◆ **What the task requires**:
Track down the lines that contain "Vilablareix" and copy them.

Entries from a dataset

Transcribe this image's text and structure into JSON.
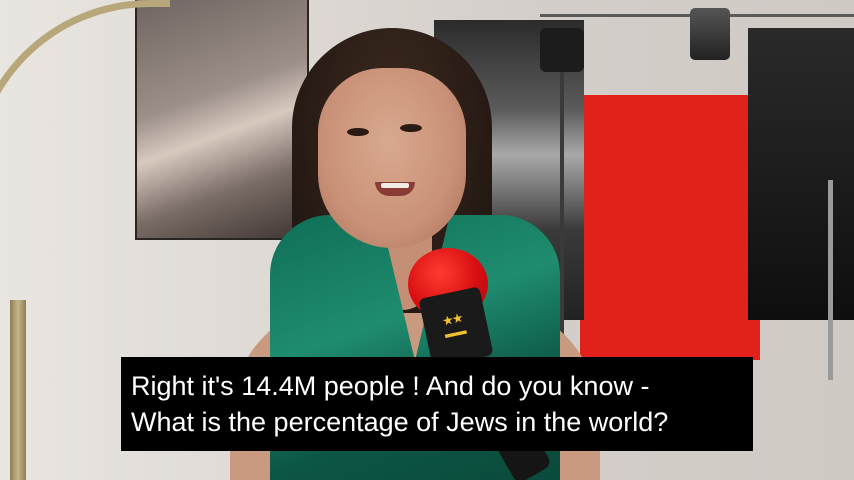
{
  "subtitle": {
    "line1": "Right it's 14.4M people ! And do you know -",
    "line2": "What is the percentage of Jews in the world?"
  },
  "microphone": {
    "logo_color": "#f2c230",
    "head_color": "#e0141a"
  },
  "scene": {
    "backdrop_color": "#e0221b",
    "dress_color": "#1f8c6f"
  }
}
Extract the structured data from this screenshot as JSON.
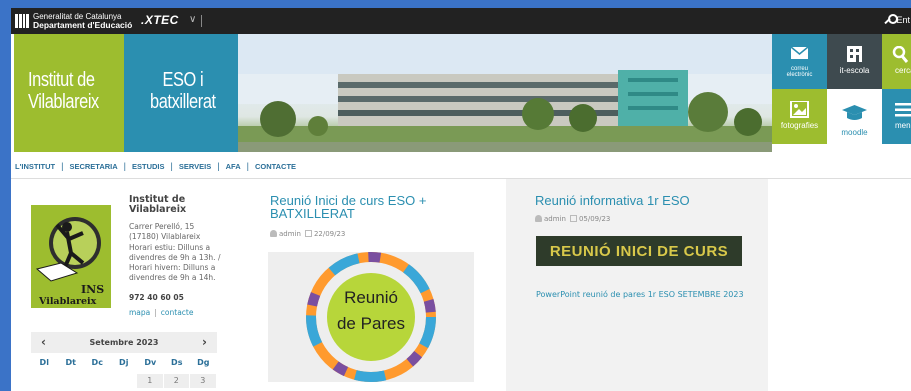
{
  "topbar": {
    "gencat_line1": "Generalitat de Catalunya",
    "gencat_line2": "Departament d'Educació",
    "xtec_label": ".XTEC",
    "xtec_caret": "∨",
    "login_label": "Ent"
  },
  "banner": {
    "school_name_line1": "Institut de",
    "school_name_line2": "Vilablareix",
    "levels_line1": "ESO i",
    "levels_line2": "batxillerat"
  },
  "tiles": {
    "mail": {
      "line1": "correu",
      "line2": "electrònic",
      "icon": "envelope-icon"
    },
    "it_escola": {
      "label": "it-escola",
      "icon": "building-icon"
    },
    "search": {
      "label": "cerca",
      "icon": "search-icon"
    },
    "photos": {
      "label": "fotografies",
      "icon": "image-icon"
    },
    "moodle": {
      "label": "moodle",
      "icon": "graduation-cap-icon"
    },
    "menu": {
      "label": "menú",
      "icon": "hamburger-icon"
    }
  },
  "nav": {
    "items": [
      "L'INSTITUT",
      "SECRETARIA",
      "ESTUDIS",
      "SERVEIS",
      "AFA",
      "CONTACTE"
    ]
  },
  "school": {
    "logo_line1": "INS",
    "logo_line2": "Vilablareix",
    "name_line1": "Institut de",
    "name_line2": "Vilablareix",
    "address_line1": "Carrer Perelló, 15",
    "address_line2": "(17180) Vilablareix",
    "hours_summer_line1": "Horari estiu: Dilluns a",
    "hours_summer_line2": "divendres de 9h a 13h. /",
    "hours_winter_line1": "Horari hivern: Dilluns a",
    "hours_winter_line2": "divendres de 9h a 14h.",
    "phone": "972 40 60 05",
    "link_map": "mapa",
    "link_sep": "|",
    "link_contact": "contacte"
  },
  "calendar": {
    "prev": "‹",
    "next": "›",
    "title": "Setembre 2023",
    "weekdays": [
      "Dl",
      "Dt",
      "Dc",
      "Dj",
      "Dv",
      "Ds",
      "Dg"
    ],
    "first_row": [
      "",
      "",
      "",
      "",
      "1",
      "2",
      "3"
    ]
  },
  "posts": [
    {
      "title": "Reunió Inici de curs ESO + BATXILLERAT",
      "author": "admin",
      "date": "22/09/23",
      "image_line1": "Reunió",
      "image_line2": "de Pares"
    },
    {
      "title": "Reunió informativa 1r ESO",
      "author": "admin",
      "date": "05/09/23",
      "badge": "REUNIÓ INICI DE CURS",
      "link": "PowerPoint reunió de pares 1r ESO SETEMBRE 2023"
    }
  ],
  "colors": {
    "green": "#9dbd2f",
    "blue": "#2b8fb0",
    "dark": "#222222",
    "slate": "#3e4a4f"
  }
}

◆ **Complete response**:
    "school_name_line2": "Vilablareix",
    "logo_line2": "Vilablareix",
    "name_line2": "Vilablareix",
    "address_line2": "(17180) Vilablareix",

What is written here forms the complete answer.